**Instruction a**:
In the records, reproduce verbatim the stretch from the start of the records through the line that contains "column-left: 4 Valige".

**Text extract**:

+--

The aborts collection is just used to filter the set of writes. Again we use antijoin, to pick out those writes whose transaction id is not present in aborts; those writes can be committed.


Finally, we want to commit these writes. This is just a matter of merging the committed writes with the existing graph data, and binding that to be the definition of the next instance of graph:

// set `graph` to be committed writes.
commits.concat(&graph).inner.connect_loop(handle);

That's it! A transactionally updated graph database.*

*: Well, transactional if there is just one transaction per batch, and you ignore durability for now. We'll get to doing multiple transactions per batch in a bit, and durability is a great concept to think about, philosophically!

Look-ups

What if we want to look at things in our graph database? There are a few choices we have, and the simplest is just to use differential dataflow operators:

// read queries against edge collection
let (query_input, query) = scope.new_input();
let query = query.as_collection();

// query the graph, return a probe.
let query_probe = graph.semijoin(&query)
                       .inspect(|x| println!("query result: {:?}", x))

+--

**Records for this task**:

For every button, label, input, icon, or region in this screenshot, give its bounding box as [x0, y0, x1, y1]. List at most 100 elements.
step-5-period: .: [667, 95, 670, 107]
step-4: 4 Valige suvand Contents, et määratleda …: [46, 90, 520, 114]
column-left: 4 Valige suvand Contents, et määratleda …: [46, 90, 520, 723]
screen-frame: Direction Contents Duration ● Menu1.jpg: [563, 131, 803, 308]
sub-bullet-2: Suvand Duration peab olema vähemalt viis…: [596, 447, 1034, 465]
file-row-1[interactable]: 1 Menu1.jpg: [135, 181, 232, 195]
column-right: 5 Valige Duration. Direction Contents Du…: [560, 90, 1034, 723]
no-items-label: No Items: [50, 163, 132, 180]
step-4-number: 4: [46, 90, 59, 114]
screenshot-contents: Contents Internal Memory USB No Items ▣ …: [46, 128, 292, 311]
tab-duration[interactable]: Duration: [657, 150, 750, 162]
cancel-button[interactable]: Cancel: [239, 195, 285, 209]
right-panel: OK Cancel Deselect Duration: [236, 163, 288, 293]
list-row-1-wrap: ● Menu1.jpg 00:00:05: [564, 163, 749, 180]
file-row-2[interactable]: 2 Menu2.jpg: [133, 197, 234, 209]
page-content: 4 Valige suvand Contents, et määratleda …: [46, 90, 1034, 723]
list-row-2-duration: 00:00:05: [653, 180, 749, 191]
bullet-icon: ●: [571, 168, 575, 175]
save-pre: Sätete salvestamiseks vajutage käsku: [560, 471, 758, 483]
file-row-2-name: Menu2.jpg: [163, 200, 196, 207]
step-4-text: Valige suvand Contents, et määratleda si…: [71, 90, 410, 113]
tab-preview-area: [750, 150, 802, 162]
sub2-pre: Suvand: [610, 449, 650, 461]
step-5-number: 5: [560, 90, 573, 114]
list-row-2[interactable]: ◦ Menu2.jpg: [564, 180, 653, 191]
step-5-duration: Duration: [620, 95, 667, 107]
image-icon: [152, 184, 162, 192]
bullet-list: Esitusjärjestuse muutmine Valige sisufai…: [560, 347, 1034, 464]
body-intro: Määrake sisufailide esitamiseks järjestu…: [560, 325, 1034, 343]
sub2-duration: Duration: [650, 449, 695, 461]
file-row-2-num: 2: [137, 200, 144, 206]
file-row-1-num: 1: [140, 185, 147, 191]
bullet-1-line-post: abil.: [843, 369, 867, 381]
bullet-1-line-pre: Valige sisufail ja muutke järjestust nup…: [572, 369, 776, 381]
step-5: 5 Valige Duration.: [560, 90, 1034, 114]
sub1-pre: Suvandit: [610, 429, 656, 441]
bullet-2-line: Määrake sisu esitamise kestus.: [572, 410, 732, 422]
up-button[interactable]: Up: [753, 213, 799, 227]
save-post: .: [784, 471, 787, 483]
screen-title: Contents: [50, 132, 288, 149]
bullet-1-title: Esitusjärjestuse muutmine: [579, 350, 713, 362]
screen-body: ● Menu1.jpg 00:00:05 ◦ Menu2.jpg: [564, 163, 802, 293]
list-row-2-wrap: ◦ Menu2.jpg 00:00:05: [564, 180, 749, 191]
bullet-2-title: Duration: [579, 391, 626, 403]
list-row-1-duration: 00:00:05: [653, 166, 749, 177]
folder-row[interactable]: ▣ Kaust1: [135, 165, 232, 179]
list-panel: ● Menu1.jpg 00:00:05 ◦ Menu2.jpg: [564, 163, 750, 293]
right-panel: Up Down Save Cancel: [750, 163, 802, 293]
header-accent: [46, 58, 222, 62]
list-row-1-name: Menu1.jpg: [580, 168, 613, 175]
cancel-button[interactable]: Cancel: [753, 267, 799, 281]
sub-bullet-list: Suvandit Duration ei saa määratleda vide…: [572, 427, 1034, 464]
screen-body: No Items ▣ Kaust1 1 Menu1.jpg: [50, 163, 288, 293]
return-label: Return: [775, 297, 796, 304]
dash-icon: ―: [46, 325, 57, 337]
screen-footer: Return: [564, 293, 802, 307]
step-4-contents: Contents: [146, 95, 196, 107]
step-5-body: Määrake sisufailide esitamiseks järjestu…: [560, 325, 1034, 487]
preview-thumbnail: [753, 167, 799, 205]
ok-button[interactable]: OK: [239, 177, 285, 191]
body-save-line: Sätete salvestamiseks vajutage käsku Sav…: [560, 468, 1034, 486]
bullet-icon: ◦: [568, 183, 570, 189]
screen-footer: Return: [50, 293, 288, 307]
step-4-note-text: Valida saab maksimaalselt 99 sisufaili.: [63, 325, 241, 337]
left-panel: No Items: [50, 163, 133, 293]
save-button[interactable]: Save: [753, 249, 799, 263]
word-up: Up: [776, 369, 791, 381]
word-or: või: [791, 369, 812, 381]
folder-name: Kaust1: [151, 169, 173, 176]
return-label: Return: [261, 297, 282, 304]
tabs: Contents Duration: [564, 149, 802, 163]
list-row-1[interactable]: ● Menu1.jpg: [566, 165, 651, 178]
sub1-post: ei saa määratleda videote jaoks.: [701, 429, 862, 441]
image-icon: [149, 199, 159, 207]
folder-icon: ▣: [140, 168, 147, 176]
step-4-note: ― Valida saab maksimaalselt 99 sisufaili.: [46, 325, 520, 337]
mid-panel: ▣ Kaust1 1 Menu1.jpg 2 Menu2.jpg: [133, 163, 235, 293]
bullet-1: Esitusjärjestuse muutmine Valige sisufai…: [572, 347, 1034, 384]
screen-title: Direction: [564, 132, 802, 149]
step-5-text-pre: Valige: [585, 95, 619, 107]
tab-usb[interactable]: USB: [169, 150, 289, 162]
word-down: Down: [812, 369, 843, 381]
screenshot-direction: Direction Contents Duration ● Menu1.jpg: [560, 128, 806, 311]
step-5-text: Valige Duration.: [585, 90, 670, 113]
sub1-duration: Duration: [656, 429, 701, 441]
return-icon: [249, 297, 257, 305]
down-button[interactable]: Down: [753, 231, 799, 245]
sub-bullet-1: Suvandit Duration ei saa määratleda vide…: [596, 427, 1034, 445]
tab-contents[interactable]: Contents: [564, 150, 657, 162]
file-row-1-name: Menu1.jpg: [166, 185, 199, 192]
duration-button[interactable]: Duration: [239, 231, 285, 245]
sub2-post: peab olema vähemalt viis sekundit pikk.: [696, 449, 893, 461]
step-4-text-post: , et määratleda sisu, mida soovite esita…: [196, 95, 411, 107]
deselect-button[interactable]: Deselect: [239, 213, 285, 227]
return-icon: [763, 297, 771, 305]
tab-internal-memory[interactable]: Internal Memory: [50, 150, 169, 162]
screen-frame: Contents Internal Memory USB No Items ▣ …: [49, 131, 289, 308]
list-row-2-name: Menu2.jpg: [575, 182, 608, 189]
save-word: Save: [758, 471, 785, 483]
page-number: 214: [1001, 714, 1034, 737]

+--

**Instruction b**:
According to the graph database extract, why can the writes picked out by the antijoin be committed?

**Problem solution a**:
For every button, label, input, icon, or region in this screenshot, give its bounding box as [x0, y0, x1, y1]. List at most 100 elements.
step-5-period: .: [667, 95, 670, 107]
step-4: 4 Valige suvand Contents, et määratleda …: [46, 90, 520, 114]
column-left: 4 Valige suvand Contents, et määratleda …: [46, 90, 520, 723]

**Problem solution b**:
The antijoin keeps only the writes whose transaction id is not present in the aborts collection. Because those writes do not belong to an aborted transaction, they can be committed.